- SHORT EXERCISE
Below are some entries; can you quote all of them exactly?

Saved data entries

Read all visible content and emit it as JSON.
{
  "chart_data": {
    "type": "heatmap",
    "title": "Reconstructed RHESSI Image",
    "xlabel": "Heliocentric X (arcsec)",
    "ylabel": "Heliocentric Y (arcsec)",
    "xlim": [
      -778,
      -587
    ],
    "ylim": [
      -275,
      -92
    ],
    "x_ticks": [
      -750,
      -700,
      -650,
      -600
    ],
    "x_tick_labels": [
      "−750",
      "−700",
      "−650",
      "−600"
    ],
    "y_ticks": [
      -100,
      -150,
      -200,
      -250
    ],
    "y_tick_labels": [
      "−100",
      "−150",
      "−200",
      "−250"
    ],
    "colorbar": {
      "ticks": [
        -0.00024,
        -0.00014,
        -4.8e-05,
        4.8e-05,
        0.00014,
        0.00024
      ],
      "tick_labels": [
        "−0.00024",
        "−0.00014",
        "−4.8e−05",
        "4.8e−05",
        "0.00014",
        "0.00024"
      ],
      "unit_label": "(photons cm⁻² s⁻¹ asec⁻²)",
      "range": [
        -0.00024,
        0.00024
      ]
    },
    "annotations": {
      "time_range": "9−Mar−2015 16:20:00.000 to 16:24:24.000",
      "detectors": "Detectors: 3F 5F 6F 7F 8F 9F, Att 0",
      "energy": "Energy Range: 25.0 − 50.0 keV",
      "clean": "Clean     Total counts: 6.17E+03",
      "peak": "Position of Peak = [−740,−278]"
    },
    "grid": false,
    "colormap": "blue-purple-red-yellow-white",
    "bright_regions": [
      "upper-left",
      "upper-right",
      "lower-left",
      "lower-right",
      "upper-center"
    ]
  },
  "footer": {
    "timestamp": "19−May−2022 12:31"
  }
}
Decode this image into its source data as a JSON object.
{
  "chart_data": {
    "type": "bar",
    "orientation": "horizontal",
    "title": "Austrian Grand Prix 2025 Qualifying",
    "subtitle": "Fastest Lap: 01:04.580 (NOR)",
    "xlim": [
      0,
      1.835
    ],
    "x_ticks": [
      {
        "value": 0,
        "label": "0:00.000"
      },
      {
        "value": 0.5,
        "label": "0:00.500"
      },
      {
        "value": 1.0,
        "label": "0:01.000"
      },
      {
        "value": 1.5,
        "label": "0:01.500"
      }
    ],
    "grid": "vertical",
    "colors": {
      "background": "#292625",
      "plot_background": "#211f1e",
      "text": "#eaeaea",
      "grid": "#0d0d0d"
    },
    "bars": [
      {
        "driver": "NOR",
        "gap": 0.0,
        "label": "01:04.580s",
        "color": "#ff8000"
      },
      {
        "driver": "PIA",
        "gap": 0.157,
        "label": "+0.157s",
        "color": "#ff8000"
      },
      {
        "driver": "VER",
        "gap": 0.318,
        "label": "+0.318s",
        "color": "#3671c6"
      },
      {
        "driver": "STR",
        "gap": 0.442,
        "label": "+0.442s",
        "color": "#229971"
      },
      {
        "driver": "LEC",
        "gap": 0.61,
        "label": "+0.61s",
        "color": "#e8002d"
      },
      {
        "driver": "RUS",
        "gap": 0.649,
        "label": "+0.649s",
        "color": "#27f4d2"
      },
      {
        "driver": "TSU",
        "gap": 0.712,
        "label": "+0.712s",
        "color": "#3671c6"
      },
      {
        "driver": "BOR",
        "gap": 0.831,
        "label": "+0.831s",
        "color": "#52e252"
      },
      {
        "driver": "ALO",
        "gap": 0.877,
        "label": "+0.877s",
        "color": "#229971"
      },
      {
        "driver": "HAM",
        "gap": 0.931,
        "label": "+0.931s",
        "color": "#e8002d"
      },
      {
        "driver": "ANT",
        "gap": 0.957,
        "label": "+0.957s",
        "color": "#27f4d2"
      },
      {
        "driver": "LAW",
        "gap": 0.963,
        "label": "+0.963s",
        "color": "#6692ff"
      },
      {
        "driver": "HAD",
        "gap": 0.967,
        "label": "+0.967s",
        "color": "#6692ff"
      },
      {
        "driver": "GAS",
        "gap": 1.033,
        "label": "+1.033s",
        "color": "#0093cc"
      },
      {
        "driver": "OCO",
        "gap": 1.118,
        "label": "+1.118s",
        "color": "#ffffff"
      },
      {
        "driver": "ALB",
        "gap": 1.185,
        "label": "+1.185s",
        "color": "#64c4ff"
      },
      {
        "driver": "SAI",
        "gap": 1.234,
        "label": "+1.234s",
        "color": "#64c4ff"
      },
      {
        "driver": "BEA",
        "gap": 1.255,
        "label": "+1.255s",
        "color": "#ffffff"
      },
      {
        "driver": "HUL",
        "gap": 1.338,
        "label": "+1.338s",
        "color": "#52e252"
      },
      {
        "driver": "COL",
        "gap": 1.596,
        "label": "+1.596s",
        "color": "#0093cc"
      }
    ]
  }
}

- EXERCISE RESULT
Read all visible content and emit it as JSON.
{
  "chart_data": {
    "type": "heatmap",
    "title": "Reconstructed RHESSI Image",
    "xlabel": "Heliocentric X (arcsec)",
    "ylabel": "Heliocentric Y (arcsec)",
    "xlim": [
      -778,
      -587
    ],
    "ylim": [
      -275,
      -92
    ],
    "x_ticks": [
      -750,
      -700,
      -650,
      -600
    ],
    "x_tick_labels": [
      "−750",
      "−700",
      "−650",
      "−600"
    ],
    "y_ticks": [
      -100,
      -150,
      -200,
      -250
    ],
    "y_tick_labels": [
      "−100",
      "−150",
      "−200",
      "−250"
    ],
    "colorbar": {
      "ticks": [
        -0.00024,
        -0.00014,
        -4.8e-05,
        4.8e-05,
        0.00014,
        0.00024
      ],
      "tick_labels": [
        "−0.00024",
        "−0.00014",
        "−4.8e−05",
        "4.8e−05",
        "0.00014",
        "0.00024"
      ],
      "unit_label": "(photons cm⁻² s⁻¹ asec⁻²)",
      "range": [
        -0.00024,
        0.00024
      ]
    },
    "annotations": {
      "time_range": "9−Mar−2015 16:20:00.000 to 16:24:24.000",
      "detectors": "Detectors: 3F 5F 6F 7F 8F 9F, Att 0",
      "energy": "Energy Range: 25.0 − 50.0 keV",
      "clean": "Clean     Total counts: 6.17E+03",
      "peak": "Position of Peak = [−740,−278]"
    },
    "grid": false,
    "colormap": "blue-purple-red-yellow-white",
    "bright_regions": [
      "upper-left",
      "upper-right",
      "lower-left",
      "lower-right",
      "upper-center"
    ]
  },
  "footer": {
    "timestamp": "19−May−2022 12:31"
  }
}
Decode this image into its source data as a JSON object.
{
  "chart_data": {
    "type": "bar",
    "orientation": "horizontal",
    "title": "Austrian Grand Prix 2025 Qualifying",
    "subtitle": "Fastest Lap: 01:04.580 (NOR)",
    "xlim": [
      0,
      1.835
    ],
    "x_ticks": [
      {
        "value": 0,
        "label": "0:00.000"
      },
      {
        "value": 0.5,
        "label": "0:00.500"
      },
      {
        "value": 1.0,
        "label": "0:01.000"
      },
      {
        "value": 1.5,
        "label": "0:01.500"
      }
    ],
    "grid": "vertical",
    "colors": {
      "background": "#292625",
      "plot_background": "#211f1e",
      "text": "#eaeaea",
      "grid": "#0d0d0d"
    },
    "bars": [
      {
        "driver": "NOR",
        "gap": 0.0,
        "label": "01:04.580s",
        "color": "#ff8000"
      },
      {
        "driver": "PIA",
        "gap": 0.157,
        "label": "+0.157s",
        "color": "#ff8000"
      },
      {
        "driver": "VER",
        "gap": 0.318,
        "label": "+0.318s",
        "color": "#3671c6"
      },
      {
        "driver": "STR",
        "gap": 0.442,
        "label": "+0.442s",
        "color": "#229971"
      },
      {
        "driver": "LEC",
        "gap": 0.61,
        "label": "+0.61s",
        "color": "#e8002d"
      },
      {
        "driver": "RUS",
        "gap": 0.649,
        "label": "+0.649s",
        "color": "#27f4d2"
      },
      {
        "driver": "TSU",
        "gap": 0.712,
        "label": "+0.712s",
        "color": "#3671c6"
      },
      {
        "driver": "BOR",
        "gap": 0.831,
        "label": "+0.831s",
        "color": "#52e252"
      },
      {
        "driver": "ALO",
        "gap": 0.877,
        "label": "+0.877s",
        "color": "#229971"
      },
      {
        "driver": "HAM",
        "gap": 0.931,
        "label": "+0.931s",
        "color": "#e8002d"
      },
      {
        "driver": "ANT",
        "gap": 0.957,
        "label": "+0.957s",
        "color": "#27f4d2"
      },
      {
        "driver": "LAW",
        "gap": 0.963,
        "label": "+0.963s",
        "color": "#6692ff"
      },
      {
        "driver": "HAD",
        "gap": 0.967,
        "label": "+0.967s",
        "color": "#6692ff"
      },
      {
        "driver": "GAS",
        "gap": 1.033,
        "label": "+1.033s",
        "color": "#0093cc"
      },
      {
        "driver": "OCO",
        "gap": 1.118,
        "label": "+1.118s",
        "color": "#ffffff"
      },
      {
        "driver": "ALB",
        "gap": 1.185,
        "label": "+1.185s",
        "color": "#64c4ff"
      },
      {
        "driver": "SAI",
        "gap": 1.234,
        "label": "+1.234s",
        "color": "#64c4ff"
      },
      {
        "driver": "BEA",
        "gap": 1.255,
        "label": "+1.255s",
        "color": "#ffffff"
      },
      {
        "driver": "HUL",
        "gap": 1.338,
        "label": "+1.338s",
        "color": "#52e252"
      },
      {
        "driver": "COL",
        "gap": 1.596,
        "label": "+1.596s",
        "color": "#0093cc"
      }
    ]
  }
}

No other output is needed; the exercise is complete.